*AIM OF THE EXERCISE:* Please rewrite all the material below with every "signal-trace" changed to "signal-line" and everything else left unchanged. Leave the pictures out of your answer.

*MATERIAL FOR THIS EXERCISE:*
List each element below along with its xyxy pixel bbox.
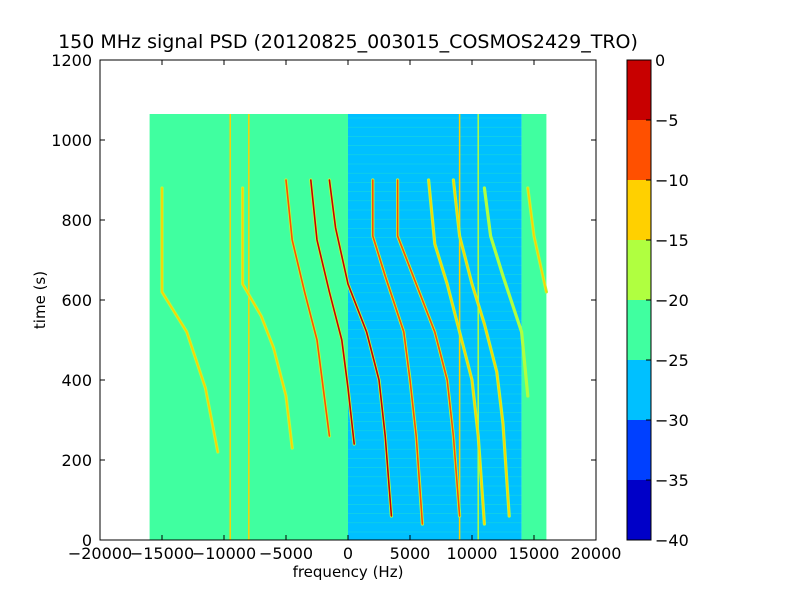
colorbar-tick-label: −40 xyxy=(655,531,689,550)
signal-trace xyxy=(161,187,219,453)
signal-trace xyxy=(427,179,486,525)
signal-trace xyxy=(372,179,424,525)
x-tick-label: −5000 xyxy=(259,544,313,563)
colorbar-segment xyxy=(627,300,651,360)
signal-trace xyxy=(527,187,548,293)
background-region xyxy=(521,114,547,540)
colorbar-segment xyxy=(627,240,651,300)
colorbar-tick-label: 0 xyxy=(655,51,665,70)
signal-trace xyxy=(241,187,293,449)
y-tick-label: 600 xyxy=(61,291,92,310)
x-tick-label: 10000 xyxy=(447,544,498,563)
y-tick-label: 0 xyxy=(82,531,92,550)
x-axis-label: frequency (Hz) xyxy=(293,563,404,581)
signal-trace xyxy=(328,179,393,517)
colorbar-segment xyxy=(627,120,651,180)
colorbar-segment xyxy=(627,60,651,120)
y-tick-label: 1000 xyxy=(51,131,92,150)
colorbar-segment xyxy=(627,180,651,240)
signal-trace xyxy=(483,187,529,397)
x-tick-label: 15000 xyxy=(509,544,560,563)
y-tick-label: 200 xyxy=(61,451,92,470)
signal-trace xyxy=(310,179,355,445)
x-tick-label: 0 xyxy=(343,544,353,563)
x-tick-label: 5000 xyxy=(390,544,431,563)
colorbar-tick-label: −35 xyxy=(655,471,689,490)
x-axis: −20000−15000−10000 −5000 0 5000 10000 15000 20… xyxy=(68,60,622,563)
signal-trace xyxy=(285,179,331,437)
colorbar-tick-label: −15 xyxy=(655,231,689,250)
spectrogram-traces xyxy=(160,114,548,540)
colorbar-segment xyxy=(627,420,651,480)
heatmap-plot-area xyxy=(149,114,547,540)
y-tick-label: 400 xyxy=(61,371,92,390)
y-tick-label: 1200 xyxy=(51,51,92,70)
signal-trace xyxy=(396,179,461,517)
y-tick-label: 800 xyxy=(61,211,92,230)
y-axis: 0 200 400 600 800 1000 1200 xyxy=(51,51,596,550)
colorbar-segment xyxy=(627,480,651,540)
chart-title: 150 MHz signal PSD (20120825_003015_COSM… xyxy=(58,31,638,53)
x-tick-label: 20000 xyxy=(571,544,622,563)
x-tick-label: −15000 xyxy=(130,544,194,563)
background-region xyxy=(348,114,522,540)
x-tick-label: −10000 xyxy=(192,544,256,563)
colorbar-tick-label: −30 xyxy=(655,411,689,430)
colorbar-tick-label: −25 xyxy=(655,351,689,370)
colorbar: −40 −35 −30 −25 −20 −15 −10 −5 0 xyxy=(626,51,689,550)
signal-trace xyxy=(452,179,510,517)
y-axis-label: time (s) xyxy=(31,271,49,329)
colorbar-tick-label: −10 xyxy=(655,171,689,190)
colorbar-segment xyxy=(627,360,651,420)
colorbar-tick-label: −20 xyxy=(655,291,689,310)
x-tick-label: −20000 xyxy=(68,544,132,563)
colorbar-tick-label: −5 xyxy=(655,111,679,130)
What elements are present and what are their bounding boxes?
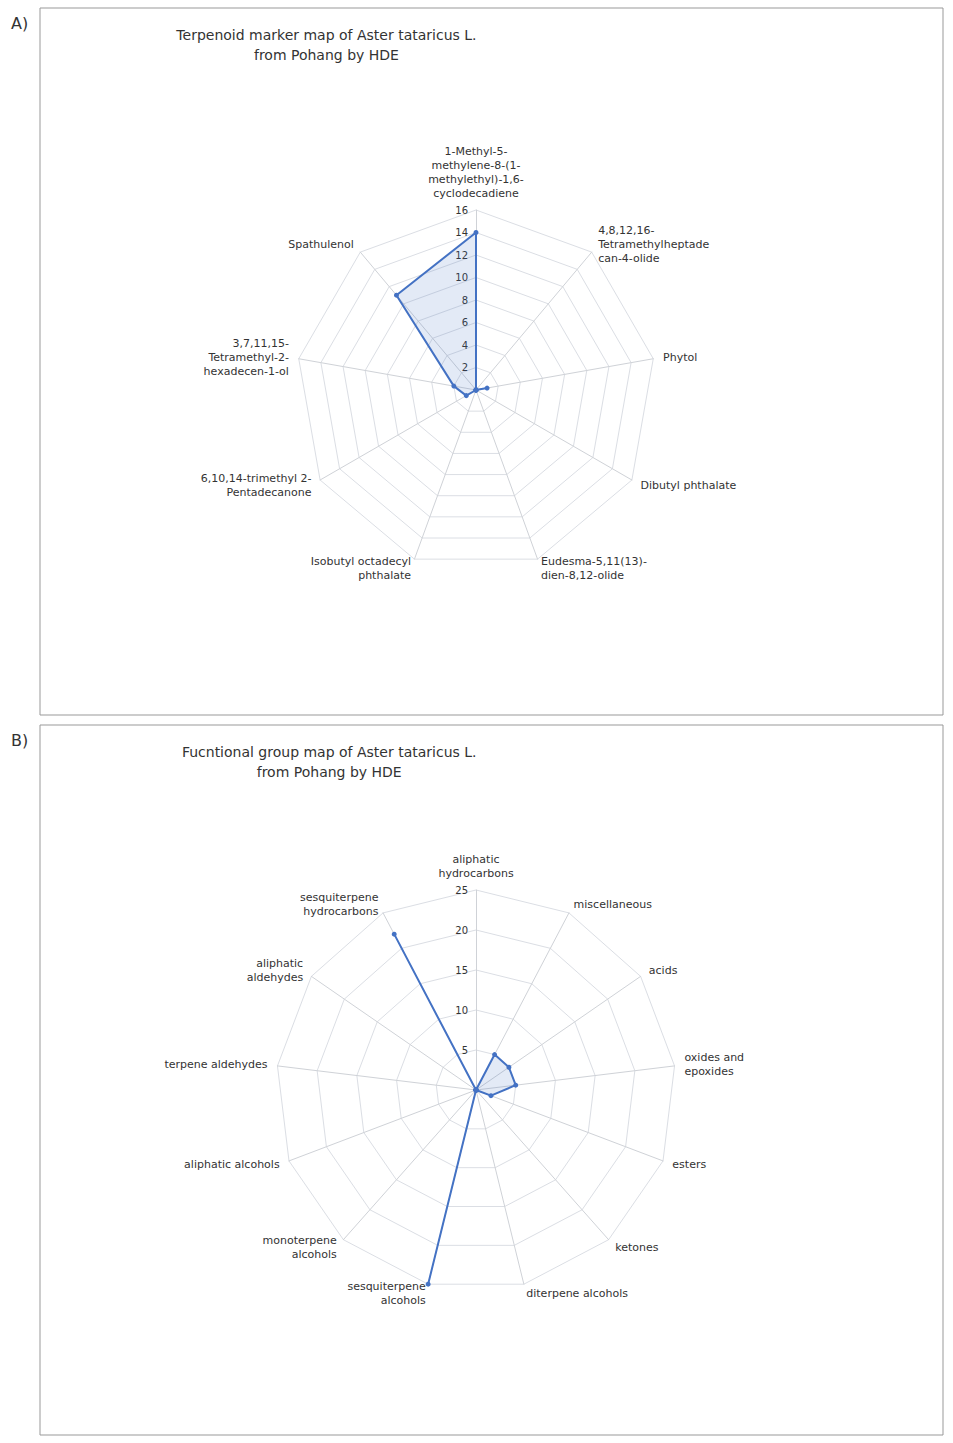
- svg-text:cyclodecadiene: cyclodecadiene: [433, 187, 519, 200]
- svg-text:Tetramethylheptade: Tetramethylheptade: [597, 238, 709, 251]
- svg-text:1-Methyl-5-: 1-Methyl-5-: [444, 145, 507, 158]
- svg-text:15: 15: [455, 965, 468, 976]
- svg-text:14: 14: [455, 227, 468, 238]
- svg-text:sesquiterpene: sesquiterpene: [347, 1280, 426, 1293]
- svg-text:Eudesma-5,11(13)-: Eudesma-5,11(13)-: [541, 555, 647, 568]
- svg-text:miscellaneous: miscellaneous: [574, 898, 653, 911]
- svg-text:phthalate: phthalate: [358, 569, 411, 582]
- svg-text:can-4-olide: can-4-olide: [598, 252, 660, 265]
- svg-text:10: 10: [455, 1005, 468, 1016]
- svg-text:aliphatic alcohols: aliphatic alcohols: [184, 1158, 280, 1171]
- svg-text:hydrocarbons: hydrocarbons: [438, 867, 513, 880]
- svg-text:20: 20: [455, 925, 468, 936]
- svg-text:from Pohang by HDE: from Pohang by HDE: [257, 764, 402, 780]
- svg-text:monoterpene: monoterpene: [262, 1234, 336, 1247]
- svg-text:Phytol: Phytol: [663, 351, 697, 364]
- svg-text:hexadecen-1-ol: hexadecen-1-ol: [204, 365, 289, 378]
- svg-text:aldehydes: aldehydes: [247, 971, 304, 984]
- svg-text:4,8,12,16-: 4,8,12,16-: [598, 224, 654, 237]
- svg-text:alcohols: alcohols: [292, 1248, 337, 1261]
- svg-text:hydrocarbons: hydrocarbons: [303, 905, 378, 918]
- svg-text:Pentadecanone: Pentadecanone: [226, 486, 311, 499]
- svg-text:from Pohang by HDE: from Pohang by HDE: [254, 47, 399, 63]
- svg-text:A): A): [11, 14, 28, 33]
- svg-text:terpene aldehydes: terpene aldehydes: [164, 1058, 267, 1071]
- svg-text:sesquiterpene: sesquiterpene: [300, 891, 379, 904]
- svg-text:aliphatic: aliphatic: [256, 957, 303, 970]
- svg-text:aliphatic: aliphatic: [453, 853, 500, 866]
- svg-text:3,7,11,15-: 3,7,11,15-: [232, 337, 288, 350]
- svg-text:epoxides: epoxides: [684, 1065, 733, 1078]
- svg-text:16: 16: [455, 205, 468, 216]
- svg-text:oxides and: oxides and: [684, 1051, 744, 1064]
- svg-text:Fucntional group map of Aster: Fucntional group map of Aster tataricus …: [182, 744, 477, 760]
- svg-text:ketones: ketones: [615, 1241, 659, 1254]
- svg-text:5: 5: [462, 1045, 468, 1056]
- svg-text:Spathulenol: Spathulenol: [288, 238, 354, 251]
- svg-text:Isobutyl octadecyl: Isobutyl octadecyl: [311, 555, 411, 568]
- svg-text:Terpenoid marker map of Aster: Terpenoid marker map of Aster tataricus …: [175, 27, 476, 43]
- svg-text:methylethyl)-1,6-: methylethyl)-1,6-: [428, 173, 524, 186]
- svg-text:dien-8,12-olide: dien-8,12-olide: [541, 569, 624, 582]
- svg-text:Dibutyl phthalate: Dibutyl phthalate: [641, 479, 737, 492]
- svg-text:25: 25: [455, 885, 468, 896]
- svg-text:esters: esters: [672, 1158, 706, 1171]
- svg-text:Tetramethyl-2-: Tetramethyl-2-: [207, 351, 288, 364]
- svg-text:alcohols: alcohols: [381, 1294, 426, 1307]
- svg-text:6,10,14-trimethyl 2-: 6,10,14-trimethyl 2-: [201, 472, 312, 485]
- svg-text:diterpene alcohols: diterpene alcohols: [526, 1287, 628, 1300]
- svg-text:methylene-8-(1-: methylene-8-(1-: [431, 159, 520, 172]
- svg-text:acids: acids: [649, 964, 678, 977]
- svg-text:B): B): [11, 731, 28, 750]
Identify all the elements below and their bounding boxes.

*EXPECTED OUTPUT:*
List each element below along with its xyxy pixel bbox.
colorbar-tick-label: −40 xyxy=(655,531,689,550)
signal-line xyxy=(161,187,219,453)
signal-line xyxy=(427,179,486,525)
signal-line xyxy=(372,179,424,525)
x-tick-label: −5000 xyxy=(259,544,313,563)
colorbar-segment xyxy=(627,300,651,360)
signal-line xyxy=(527,187,548,293)
background-region xyxy=(521,114,547,540)
colorbar-segment xyxy=(627,240,651,300)
colorbar-tick-label: 0 xyxy=(655,51,665,70)
signal-line xyxy=(241,187,293,449)
y-tick-label: 600 xyxy=(61,291,92,310)
x-tick-label: 10000 xyxy=(447,544,498,563)
y-tick-label: 0 xyxy=(82,531,92,550)
x-axis-label: frequency (Hz) xyxy=(293,563,404,581)
signal-line xyxy=(328,179,393,517)
colorbar-segment xyxy=(627,120,651,180)
colorbar-segment xyxy=(627,60,651,120)
y-tick-label: 1000 xyxy=(51,131,92,150)
colorbar-segment xyxy=(627,180,651,240)
signal-line xyxy=(483,187,529,397)
x-tick-label: 15000 xyxy=(509,544,560,563)
y-tick-label: 200 xyxy=(61,451,92,470)
signal-line xyxy=(310,179,355,445)
x-tick-label: 0 xyxy=(343,544,353,563)
x-tick-label: 5000 xyxy=(390,544,431,563)
colorbar-tick-label: −35 xyxy=(655,471,689,490)
x-axis: −20000−15000−10000 −5000 0 5000 10000 15000 20… xyxy=(68,60,622,563)
signal-line xyxy=(285,179,331,437)
colorbar-tick-label: −15 xyxy=(655,231,689,250)
spectrogram-traces xyxy=(160,114,548,540)
colorbar-segment xyxy=(627,420,651,480)
heatmap-plot-area xyxy=(149,114,547,540)
y-tick-label: 400 xyxy=(61,371,92,390)
y-tick-label: 1200 xyxy=(51,51,92,70)
signal-line xyxy=(396,179,461,517)
y-tick-label: 800 xyxy=(61,211,92,230)
y-axis: 0 200 400 600 800 1000 1200 xyxy=(51,51,596,550)
colorbar-segment xyxy=(627,480,651,540)
chart-title: 150 MHz signal PSD (20120825_003015_COSM… xyxy=(58,31,638,53)
x-tick-label: 20000 xyxy=(571,544,622,563)
x-tick-label: −15000 xyxy=(130,544,194,563)
background-region xyxy=(348,114,522,540)
x-tick-label: −10000 xyxy=(192,544,256,563)
colorbar-tick-label: −30 xyxy=(655,411,689,430)
colorbar-tick-label: −25 xyxy=(655,351,689,370)
colorbar: −40 −35 −30 −25 −20 −15 −10 −5 0 xyxy=(626,51,689,550)
signal-line xyxy=(452,179,510,517)
y-axis-label: time (s) xyxy=(31,271,49,329)
colorbar-tick-label: −10 xyxy=(655,171,689,190)
colorbar-segment xyxy=(627,360,651,420)
colorbar-tick-label: −20 xyxy=(655,291,689,310)
x-tick-label: −20000 xyxy=(68,544,132,563)
colorbar-tick-label: −5 xyxy=(655,111,679,130)
What elements are present and what are their bounding boxes?
- svg-text:cyclodecadiene: cyclodecadiene: [433, 187, 519, 200]
- svg-text:Tetramethylheptade: Tetramethylheptade: [597, 238, 709, 251]
- svg-text:1-Methyl-5-: 1-Methyl-5-: [444, 145, 507, 158]
- svg-text:15: 15: [455, 965, 468, 976]
- svg-text:14: 14: [455, 227, 468, 238]
- svg-text:sesquiterpene: sesquiterpene: [347, 1280, 426, 1293]
- svg-text:Eudesma-5,11(13)-: Eudesma-5,11(13)-: [541, 555, 647, 568]
- svg-text:miscellaneous: miscellaneous: [574, 898, 653, 911]
- svg-text:phthalate: phthalate: [358, 569, 411, 582]
- svg-text:can-4-olide: can-4-olide: [598, 252, 660, 265]
- svg-text:10: 10: [455, 1005, 468, 1016]
- svg-text:aliphatic alcohols: aliphatic alcohols: [184, 1158, 280, 1171]
- svg-text:hydrocarbons: hydrocarbons: [438, 867, 513, 880]
- svg-text:20: 20: [455, 925, 468, 936]
- svg-text:from Pohang by HDE: from Pohang by HDE: [257, 764, 402, 780]
- svg-text:monoterpene: monoterpene: [262, 1234, 336, 1247]
- svg-text:Phytol: Phytol: [663, 351, 697, 364]
- svg-text:hexadecen-1-ol: hexadecen-1-ol: [204, 365, 289, 378]
- svg-text:aldehydes: aldehydes: [247, 971, 304, 984]
- svg-text:4,8,12,16-: 4,8,12,16-: [598, 224, 654, 237]
- svg-text:alcohols: alcohols: [292, 1248, 337, 1261]
- svg-text:hydrocarbons: hydrocarbons: [303, 905, 378, 918]
- svg-text:Pentadecanone: Pentadecanone: [226, 486, 311, 499]
- svg-text:from Pohang by HDE: from Pohang by HDE: [254, 47, 399, 63]
- svg-text:A): A): [11, 14, 28, 33]
- svg-text:terpene aldehydes: terpene aldehydes: [164, 1058, 267, 1071]
- svg-text:sesquiterpene: sesquiterpene: [300, 891, 379, 904]
- svg-text:aliphatic: aliphatic: [256, 957, 303, 970]
- svg-text:aliphatic: aliphatic: [453, 853, 500, 866]
- svg-text:3,7,11,15-: 3,7,11,15-: [232, 337, 288, 350]
- svg-text:epoxides: epoxides: [684, 1065, 733, 1078]
- svg-text:16: 16: [455, 205, 468, 216]
- svg-text:oxides and: oxides and: [684, 1051, 744, 1064]
- svg-text:Fucntional group map of Aster: Fucntional group map of Aster tataricus …: [182, 744, 477, 760]
- svg-text:ketones: ketones: [615, 1241, 659, 1254]
- svg-text:5: 5: [462, 1045, 468, 1056]
- svg-text:Spathulenol: Spathulenol: [288, 238, 354, 251]
- svg-text:Isobutyl octadecyl: Isobutyl octadecyl: [311, 555, 411, 568]
- svg-text:Terpenoid marker map of Aster: Terpenoid marker map of Aster tataricus …: [175, 27, 476, 43]
- svg-text:methylethyl)-1,6-: methylethyl)-1,6-: [428, 173, 524, 186]
- svg-text:dien-8,12-olide: dien-8,12-olide: [541, 569, 624, 582]
- svg-text:Dibutyl phthalate: Dibutyl phthalate: [641, 479, 737, 492]
- svg-text:25: 25: [455, 885, 468, 896]
- svg-text:esters: esters: [672, 1158, 706, 1171]
- svg-text:Tetramethyl-2-: Tetramethyl-2-: [207, 351, 288, 364]
- svg-text:alcohols: alcohols: [381, 1294, 426, 1307]
- svg-text:6,10,14-trimethyl 2-: 6,10,14-trimethyl 2-: [201, 472, 312, 485]
- svg-text:diterpene alcohols: diterpene alcohols: [526, 1287, 628, 1300]
- svg-text:methylene-8-(1-: methylene-8-(1-: [431, 159, 520, 172]
- svg-text:acids: acids: [649, 964, 678, 977]
- svg-text:B): B): [11, 731, 28, 750]
Identify all the elements below and their bounding boxes.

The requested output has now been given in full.